» **PROVIDED DATA**
>> start
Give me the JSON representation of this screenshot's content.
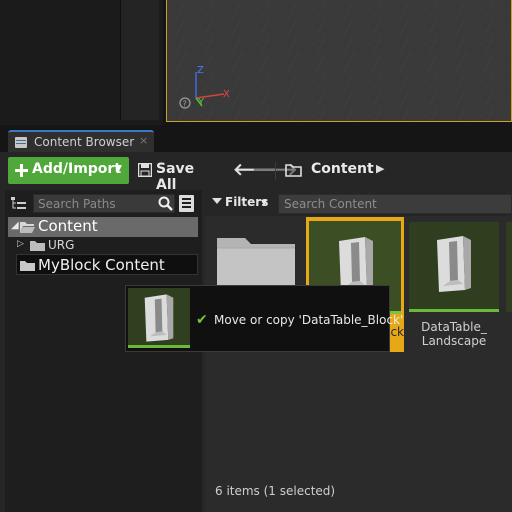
{
  "tab": {
    "label": "Content Browser",
    "close_glyph": "×"
  },
  "toolbar": {
    "add_import_label": "Add/Import",
    "save_all_label": "Save All",
    "path_root": "Content"
  },
  "sources": {
    "search_placeholder": "Search Paths",
    "tree": [
      {
        "label": "Content",
        "expanded": true,
        "selected": true
      },
      {
        "label": "URG",
        "expanded": false
      },
      {
        "label": "MyBlock Content",
        "highlighted": true
      }
    ]
  },
  "assets": {
    "filters_label": "Filters",
    "search_placeholder": "Search Content",
    "items": [
      {
        "type": "folder",
        "label": ""
      },
      {
        "type": "datatable",
        "label": "ck",
        "selected": true
      },
      {
        "type": "datatable",
        "label": "DataTable_\nLandscape"
      }
    ],
    "status": "6 items (1 selected)"
  },
  "drag_tooltip": {
    "message": "Move or copy 'DataTable_Block'"
  },
  "gizmo": {
    "x_label": "X",
    "y_label": "Y",
    "z_label": "Z"
  },
  "colors": {
    "accent_green": "#50a83a",
    "selection_gold": "#e6a817",
    "tab_blue": "#3c78c4"
  }
}
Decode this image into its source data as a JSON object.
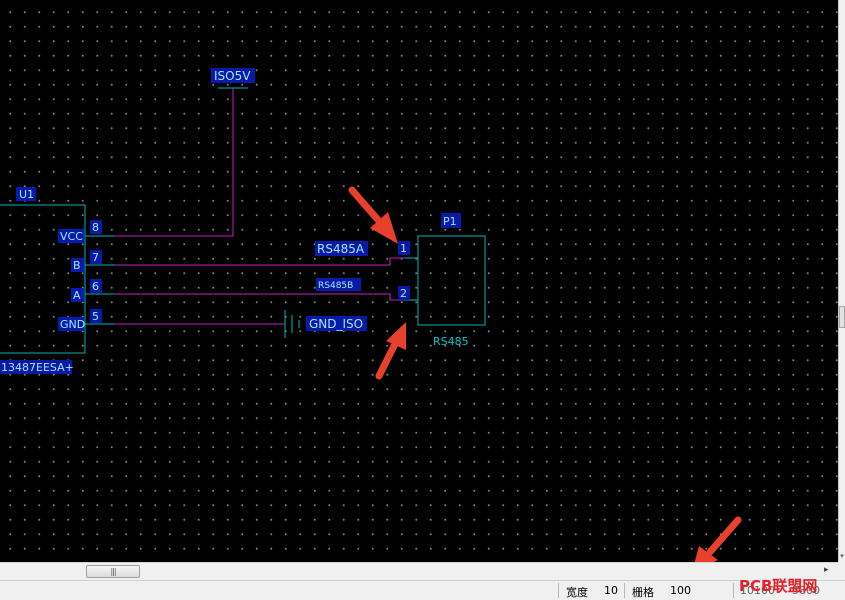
{
  "schematic": {
    "u1": {
      "designator": "U1",
      "part_label": "13487EESA+",
      "pins": [
        {
          "name": "VCC",
          "number": "8"
        },
        {
          "name": "B",
          "number": "7"
        },
        {
          "name": "A",
          "number": "6"
        },
        {
          "name": "GND",
          "number": "5"
        }
      ]
    },
    "p1": {
      "designator": "P1",
      "comment": "RS485",
      "pins": [
        {
          "number": "1"
        },
        {
          "number": "2"
        }
      ]
    },
    "net_labels": {
      "power": "ISO5V",
      "rs485a": "RS485A",
      "rs485b": "RS485B",
      "ground": "GND_ISO"
    },
    "colors": {
      "wire": "#c61ac6",
      "component_outline": "#00b4b4",
      "text_pin": "#4cd0ff",
      "label_bg": "#0a1aa8",
      "label_text": "#9fe6ff",
      "arrow": "#e8412b"
    }
  },
  "status_bar": {
    "width_label": "宽度",
    "width_value": "10",
    "grid_label": "栅格",
    "grid_value": "100",
    "coord_x": "10100",
    "coord_y": "5800"
  },
  "watermark": "PCB联盟网"
}
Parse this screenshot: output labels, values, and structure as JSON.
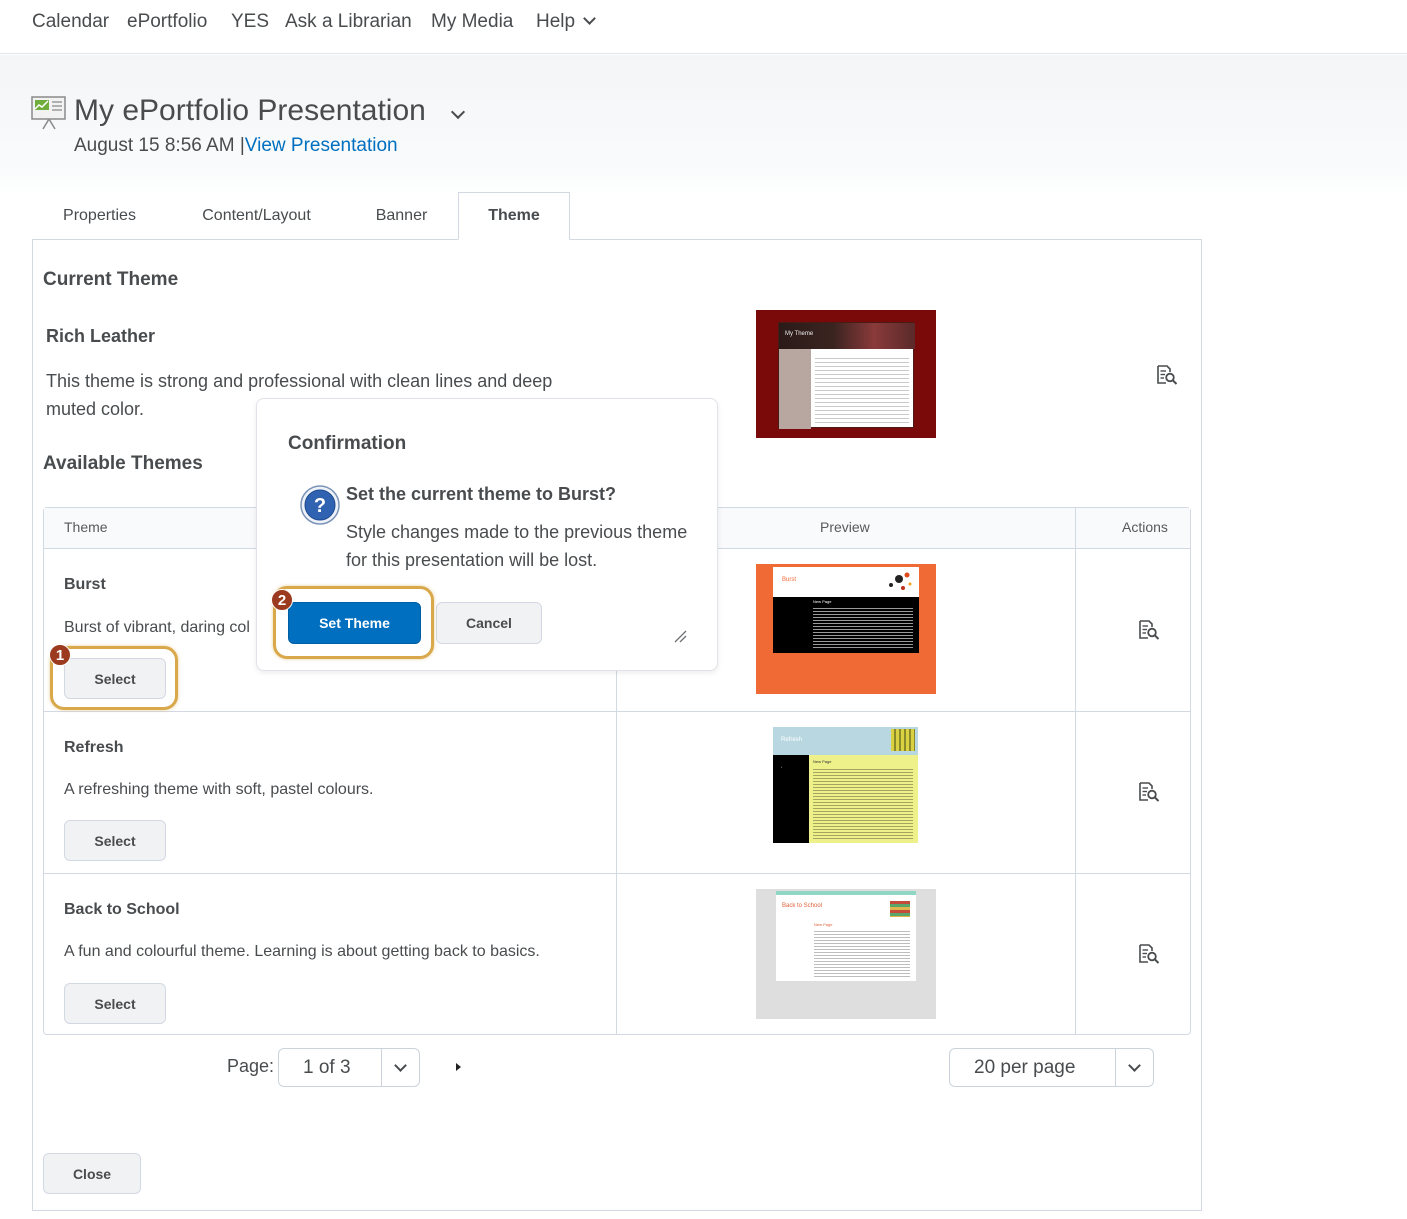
{
  "nav": {
    "items": [
      "Calendar",
      "ePortfolio",
      "YES",
      "Ask a Librarian",
      "My Media",
      "Help"
    ]
  },
  "header": {
    "title": "My ePortfolio Presentation",
    "date": "August 15 8:56 AM |",
    "view_link": "View Presentation"
  },
  "tabs": [
    "Properties",
    "Content/Layout",
    "Banner",
    "Theme"
  ],
  "current_theme": {
    "heading": "Current Theme",
    "name": "Rich Leather",
    "description_line1": "This theme is strong and professional with clean lines and deep",
    "description_line2": "muted color."
  },
  "available": {
    "heading": "Available Themes",
    "columns": [
      "Theme",
      "Preview",
      "Actions"
    ],
    "rows": [
      {
        "name": "Burst",
        "description": "Burst of vibrant, daring col",
        "button": "Select"
      },
      {
        "name": "Refresh",
        "description": "A refreshing theme with soft, pastel colours.",
        "button": "Select"
      },
      {
        "name": "Back to School",
        "description": "A fun and colourful theme. Learning is about getting back to basics.",
        "button": "Select"
      }
    ]
  },
  "thumbs": {
    "rich_leather_title": "My Theme",
    "burst_title": "Burst",
    "burst_page": "New Page",
    "refresh_title": "Refresh",
    "refresh_page": "New Page",
    "school_title": "Back to School",
    "school_page": "New Page"
  },
  "paging": {
    "label": "Page:",
    "page_value": "1 of 3",
    "per_page": "20 per page"
  },
  "close_button": "Close",
  "dialog": {
    "title": "Confirmation",
    "question": "Set the current theme to Burst?",
    "message": "Style changes made to the previous theme for this presentation will be lost.",
    "confirm": "Set Theme",
    "cancel": "Cancel"
  },
  "callouts": [
    "1",
    "2"
  ],
  "colors": {
    "link": "#006fbf",
    "primary_button": "#006fbf",
    "callout_ring": "#d8a84a",
    "callout_badge": "#9b3a1f"
  }
}
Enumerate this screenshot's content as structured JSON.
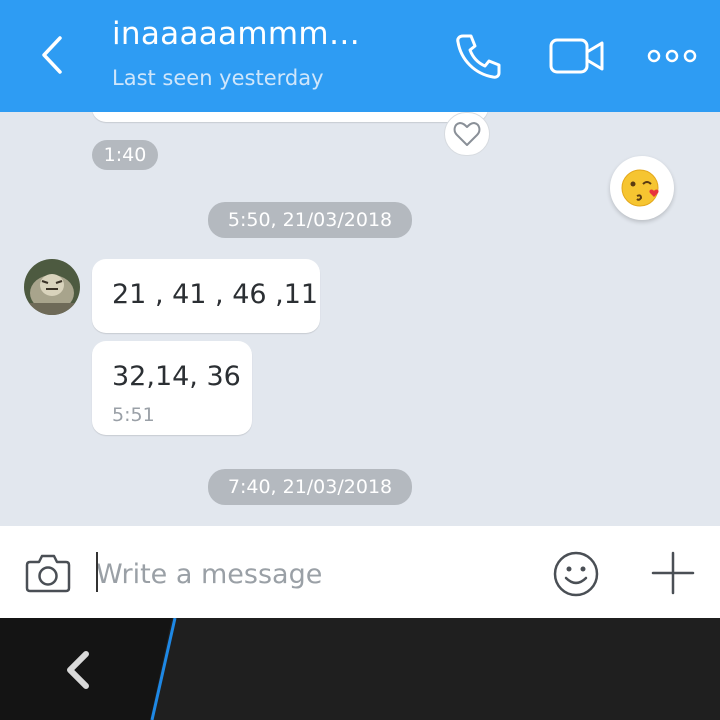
{
  "header": {
    "title": "inaaaaammm…",
    "subtitle": "Last seen yesterday"
  },
  "chat": {
    "first_time": "1:40",
    "date_separator_1": "5:50, 21/03/2018",
    "date_separator_2": "7:40, 21/03/2018",
    "messages": [
      {
        "text": "21 , 41 , 46 ,11"
      },
      {
        "text": "32,14, 36",
        "time": "5:51"
      }
    ]
  },
  "composer": {
    "placeholder": "Write a message"
  },
  "colors": {
    "header": "#2e9cf3",
    "chat_bg": "#e2e7ee",
    "pill": "#b4b9bf",
    "navbar": "#1f1f1f",
    "nav_accent": "#1e88e5"
  },
  "icons": [
    "back-arrow-icon",
    "phone-icon",
    "video-camera-icon",
    "more-dots-icon",
    "heart-icon",
    "kiss-emoji-icon",
    "camera-icon",
    "smiley-icon",
    "plus-icon",
    "nav-back-icon"
  ]
}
>> end
» **EXERCISE DESCRIPTION**
All the lines above are to be reproduced exactly, except the pictures.

» **SOLUTION TO THE PROBLEM**
Give me the JSON representation of this screenshot's content.
{
  "tab": {
    "label": "Content Browser",
    "close_glyph": "×"
  },
  "toolbar": {
    "add_import_label": "Add/Import",
    "save_all_label": "Save All",
    "path_root": "Content"
  },
  "sources": {
    "search_placeholder": "Search Paths",
    "tree": [
      {
        "label": "Content",
        "expanded": true,
        "selected": true
      },
      {
        "label": "URG",
        "expanded": false
      },
      {
        "label": "MyBlock Content",
        "highlighted": true
      }
    ]
  },
  "assets": {
    "filters_label": "Filters",
    "search_placeholder": "Search Content",
    "items": [
      {
        "type": "folder",
        "label": ""
      },
      {
        "type": "datatable",
        "label": "ck",
        "selected": true
      },
      {
        "type": "datatable",
        "label": "DataTable_\nLandscape"
      }
    ],
    "status": "6 items (1 selected)"
  },
  "drag_tooltip": {
    "message": "Move or copy 'DataTable_Block'"
  },
  "gizmo": {
    "x_label": "X",
    "y_label": "Y",
    "z_label": "Z"
  },
  "colors": {
    "accent_green": "#50a83a",
    "selection_gold": "#e6a817",
    "tab_blue": "#3c78c4"
  }
}
Decode this image into its source data as a JSON object.
{
  "schematic": {
    "u1": {
      "designator": "U1",
      "part_label": "13487EESA+",
      "pins": [
        {
          "name": "VCC",
          "number": "8"
        },
        {
          "name": "B",
          "number": "7"
        },
        {
          "name": "A",
          "number": "6"
        },
        {
          "name": "GND",
          "number": "5"
        }
      ]
    },
    "p1": {
      "designator": "P1",
      "comment": "RS485",
      "pins": [
        {
          "number": "1"
        },
        {
          "number": "2"
        }
      ]
    },
    "net_labels": {
      "power": "ISO5V",
      "rs485a": "RS485A",
      "rs485b": "RS485B",
      "ground": "GND_ISO"
    },
    "colors": {
      "wire": "#c61ac6",
      "component_outline": "#00b4b4",
      "text_pin": "#4cd0ff",
      "label_bg": "#0a1aa8",
      "label_text": "#9fe6ff",
      "arrow": "#e8412b"
    }
  },
  "status_bar": {
    "width_label": "宽度",
    "width_value": "10",
    "grid_label": "栅格",
    "grid_value": "100",
    "coord_x": "10100",
    "coord_y": "5800"
  },
  "watermark": "PCB联盟网"
}
Parse this screenshot: output labels, values, and structure as JSON.
{
  "nav": {
    "items": [
      "Calendar",
      "ePortfolio",
      "YES",
      "Ask a Librarian",
      "My Media",
      "Help"
    ]
  },
  "header": {
    "title": "My ePortfolio Presentation",
    "date": "August 15 8:56 AM |",
    "view_link": "View Presentation"
  },
  "tabs": [
    "Properties",
    "Content/Layout",
    "Banner",
    "Theme"
  ],
  "current_theme": {
    "heading": "Current Theme",
    "name": "Rich Leather",
    "description_line1": "This theme is strong and professional with clean lines and deep",
    "description_line2": "muted color."
  },
  "available": {
    "heading": "Available Themes",
    "columns": [
      "Theme",
      "Preview",
      "Actions"
    ],
    "rows": [
      {
        "name": "Burst",
        "description": "Burst of vibrant, daring col",
        "button": "Select"
      },
      {
        "name": "Refresh",
        "description": "A refreshing theme with soft, pastel colours.",
        "button": "Select"
      },
      {
        "name": "Back to School",
        "description": "A fun and colourful theme. Learning is about getting back to basics.",
        "button": "Select"
      }
    ]
  },
  "thumbs": {
    "rich_leather_title": "My Theme",
    "burst_title": "Burst",
    "burst_page": "New Page",
    "refresh_title": "Refresh",
    "refresh_page": "New Page",
    "school_title": "Back to School",
    "school_page": "New Page"
  },
  "paging": {
    "label": "Page:",
    "page_value": "1 of 3",
    "per_page": "20 per page"
  },
  "close_button": "Close",
  "dialog": {
    "title": "Confirmation",
    "question": "Set the current theme to Burst?",
    "message": "Style changes made to the previous theme for this presentation will be lost.",
    "confirm": "Set Theme",
    "cancel": "Cancel"
  },
  "callouts": [
    "1",
    "2"
  ],
  "colors": {
    "link": "#006fbf",
    "primary_button": "#006fbf",
    "callout_ring": "#d8a84a",
    "callout_badge": "#9b3a1f"
  }
}
Enumerate this screenshot's content as structured JSON.
{
  "header": {
    "title": "inaaaaammm…",
    "subtitle": "Last seen yesterday"
  },
  "chat": {
    "first_time": "1:40",
    "date_separator_1": "5:50, 21/03/2018",
    "date_separator_2": "7:40, 21/03/2018",
    "messages": [
      {
        "text": "21 , 41 , 46 ,11"
      },
      {
        "text": "32,14, 36",
        "time": "5:51"
      }
    ]
  },
  "composer": {
    "placeholder": "Write a message"
  },
  "colors": {
    "header": "#2e9cf3",
    "chat_bg": "#e2e7ee",
    "pill": "#b4b9bf",
    "navbar": "#1f1f1f",
    "nav_accent": "#1e88e5"
  },
  "icons": [
    "back-arrow-icon",
    "phone-icon",
    "video-camera-icon",
    "more-dots-icon",
    "heart-icon",
    "kiss-emoji-icon",
    "camera-icon",
    "smiley-icon",
    "plus-icon",
    "nav-back-icon"
  ]
}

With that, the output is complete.